What you are asked to do | Output the material word for word. Leave each picture out.

<<<<

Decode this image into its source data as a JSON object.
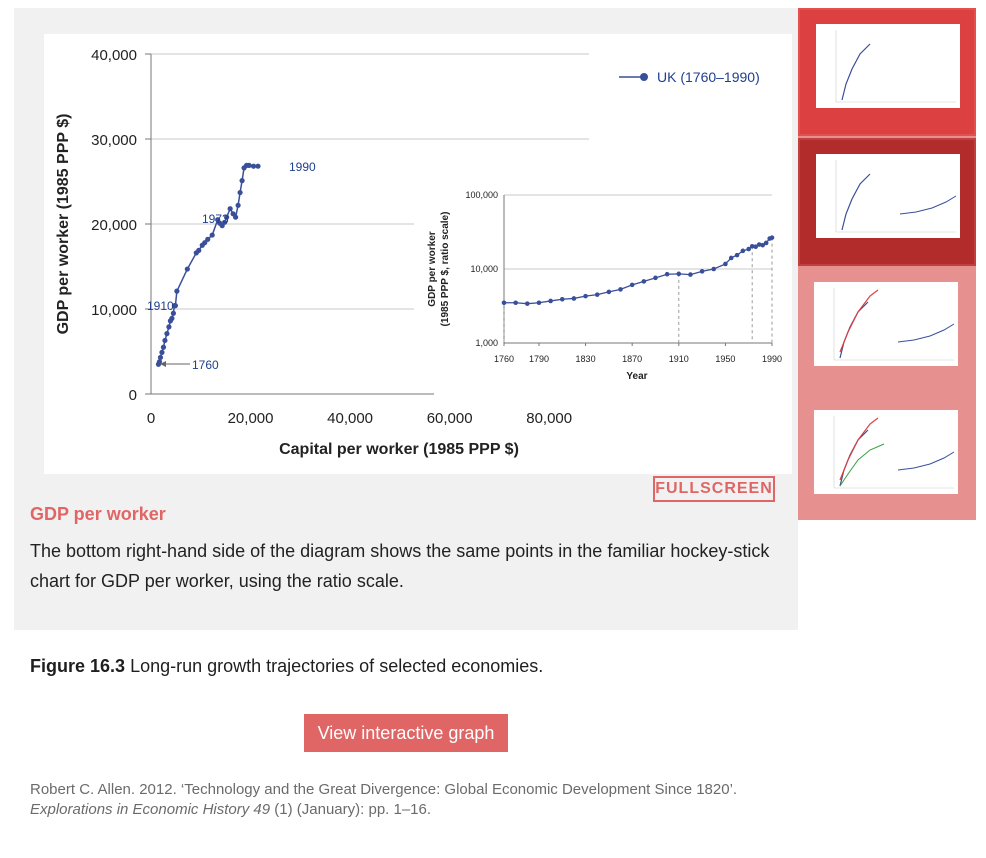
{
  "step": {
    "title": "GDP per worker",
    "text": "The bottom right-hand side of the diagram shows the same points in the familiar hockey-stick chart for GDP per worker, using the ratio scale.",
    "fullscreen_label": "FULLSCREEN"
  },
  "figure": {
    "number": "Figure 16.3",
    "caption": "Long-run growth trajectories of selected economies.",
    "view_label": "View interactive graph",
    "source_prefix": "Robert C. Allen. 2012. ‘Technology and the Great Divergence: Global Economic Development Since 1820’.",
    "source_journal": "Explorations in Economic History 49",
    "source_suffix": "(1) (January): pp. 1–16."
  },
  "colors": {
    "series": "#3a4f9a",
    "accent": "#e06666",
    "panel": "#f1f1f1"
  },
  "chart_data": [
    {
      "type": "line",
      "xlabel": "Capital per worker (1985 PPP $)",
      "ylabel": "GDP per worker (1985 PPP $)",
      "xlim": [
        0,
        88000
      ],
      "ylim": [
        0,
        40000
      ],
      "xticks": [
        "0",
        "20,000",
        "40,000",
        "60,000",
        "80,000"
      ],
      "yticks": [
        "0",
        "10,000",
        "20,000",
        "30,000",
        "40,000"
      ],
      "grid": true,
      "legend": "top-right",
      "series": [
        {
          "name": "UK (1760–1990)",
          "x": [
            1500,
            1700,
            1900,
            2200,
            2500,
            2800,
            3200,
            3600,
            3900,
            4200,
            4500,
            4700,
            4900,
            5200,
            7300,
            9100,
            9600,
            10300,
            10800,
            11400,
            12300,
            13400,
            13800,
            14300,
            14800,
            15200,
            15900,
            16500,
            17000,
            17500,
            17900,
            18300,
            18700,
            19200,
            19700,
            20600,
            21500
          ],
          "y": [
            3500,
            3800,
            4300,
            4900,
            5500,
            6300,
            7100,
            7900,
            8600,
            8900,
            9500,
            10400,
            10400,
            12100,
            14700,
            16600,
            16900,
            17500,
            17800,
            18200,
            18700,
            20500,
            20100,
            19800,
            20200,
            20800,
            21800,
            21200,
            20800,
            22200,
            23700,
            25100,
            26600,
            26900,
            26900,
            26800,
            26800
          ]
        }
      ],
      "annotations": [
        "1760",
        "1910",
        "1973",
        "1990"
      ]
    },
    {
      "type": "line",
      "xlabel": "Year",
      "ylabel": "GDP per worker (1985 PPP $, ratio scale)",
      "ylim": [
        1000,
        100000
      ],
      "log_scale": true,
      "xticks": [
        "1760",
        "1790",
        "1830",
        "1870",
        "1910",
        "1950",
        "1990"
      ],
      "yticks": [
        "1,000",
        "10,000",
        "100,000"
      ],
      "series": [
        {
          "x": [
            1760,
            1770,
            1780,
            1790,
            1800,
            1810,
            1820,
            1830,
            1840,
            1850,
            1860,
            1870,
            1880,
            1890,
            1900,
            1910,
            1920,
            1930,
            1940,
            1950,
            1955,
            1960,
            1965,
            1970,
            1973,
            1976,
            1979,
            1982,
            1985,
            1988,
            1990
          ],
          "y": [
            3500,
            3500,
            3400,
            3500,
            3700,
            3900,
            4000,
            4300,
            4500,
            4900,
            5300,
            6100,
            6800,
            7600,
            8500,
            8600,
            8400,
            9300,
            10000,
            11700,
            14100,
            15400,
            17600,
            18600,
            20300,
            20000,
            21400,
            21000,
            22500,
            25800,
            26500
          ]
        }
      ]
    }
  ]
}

>>>>

Solution to the problem |
Decode this image into its source data as a JSON object.
{
  "step": {
    "title": "GDP per worker",
    "text": "The bottom right-hand side of the diagram shows the same points in the familiar hockey-stick chart for GDP per worker, using the ratio scale.",
    "fullscreen_label": "FULLSCREEN"
  },
  "figure": {
    "number": "Figure 16.3",
    "caption": "Long-run growth trajectories of selected economies.",
    "view_label": "View interactive graph",
    "source_prefix": "Robert C. Allen. 2012. ‘Technology and the Great Divergence: Global Economic Development Since 1820’.",
    "source_journal": "Explorations in Economic History 49",
    "source_suffix": "(1) (January): pp. 1–16."
  },
  "colors": {
    "series": "#3a4f9a",
    "accent": "#e06666",
    "panel": "#f1f1f1"
  },
  "chart_data": [
    {
      "type": "line",
      "xlabel": "Capital per worker (1985 PPP $)",
      "ylabel": "GDP per worker (1985 PPP $)",
      "xlim": [
        0,
        88000
      ],
      "ylim": [
        0,
        40000
      ],
      "xticks": [
        "0",
        "20,000",
        "40,000",
        "60,000",
        "80,000"
      ],
      "yticks": [
        "0",
        "10,000",
        "20,000",
        "30,000",
        "40,000"
      ],
      "grid": true,
      "legend": "top-right",
      "series": [
        {
          "name": "UK (1760–1990)",
          "x": [
            1500,
            1700,
            1900,
            2200,
            2500,
            2800,
            3200,
            3600,
            3900,
            4200,
            4500,
            4700,
            4900,
            5200,
            7300,
            9100,
            9600,
            10300,
            10800,
            11400,
            12300,
            13400,
            13800,
            14300,
            14800,
            15200,
            15900,
            16500,
            17000,
            17500,
            17900,
            18300,
            18700,
            19200,
            19700,
            20600,
            21500
          ],
          "y": [
            3500,
            3800,
            4300,
            4900,
            5500,
            6300,
            7100,
            7900,
            8600,
            8900,
            9500,
            10400,
            10400,
            12100,
            14700,
            16600,
            16900,
            17500,
            17800,
            18200,
            18700,
            20500,
            20100,
            19800,
            20200,
            20800,
            21800,
            21200,
            20800,
            22200,
            23700,
            25100,
            26600,
            26900,
            26900,
            26800,
            26800
          ]
        }
      ],
      "annotations": [
        "1760",
        "1910",
        "1973",
        "1990"
      ]
    },
    {
      "type": "line",
      "xlabel": "Year",
      "ylabel": "GDP per worker (1985 PPP $, ratio scale)",
      "ylim": [
        1000,
        100000
      ],
      "log_scale": true,
      "xticks": [
        "1760",
        "1790",
        "1830",
        "1870",
        "1910",
        "1950",
        "1990"
      ],
      "yticks": [
        "1,000",
        "10,000",
        "100,000"
      ],
      "series": [
        {
          "x": [
            1760,
            1770,
            1780,
            1790,
            1800,
            1810,
            1820,
            1830,
            1840,
            1850,
            1860,
            1870,
            1880,
            1890,
            1900,
            1910,
            1920,
            1930,
            1940,
            1950,
            1955,
            1960,
            1965,
            1970,
            1973,
            1976,
            1979,
            1982,
            1985,
            1988,
            1990
          ],
          "y": [
            3500,
            3500,
            3400,
            3500,
            3700,
            3900,
            4000,
            4300,
            4500,
            4900,
            5300,
            6100,
            6800,
            7600,
            8500,
            8600,
            8400,
            9300,
            10000,
            11700,
            14100,
            15400,
            17600,
            18600,
            20300,
            20000,
            21400,
            21000,
            22500,
            25800,
            26500
          ]
        }
      ]
    }
  ]
}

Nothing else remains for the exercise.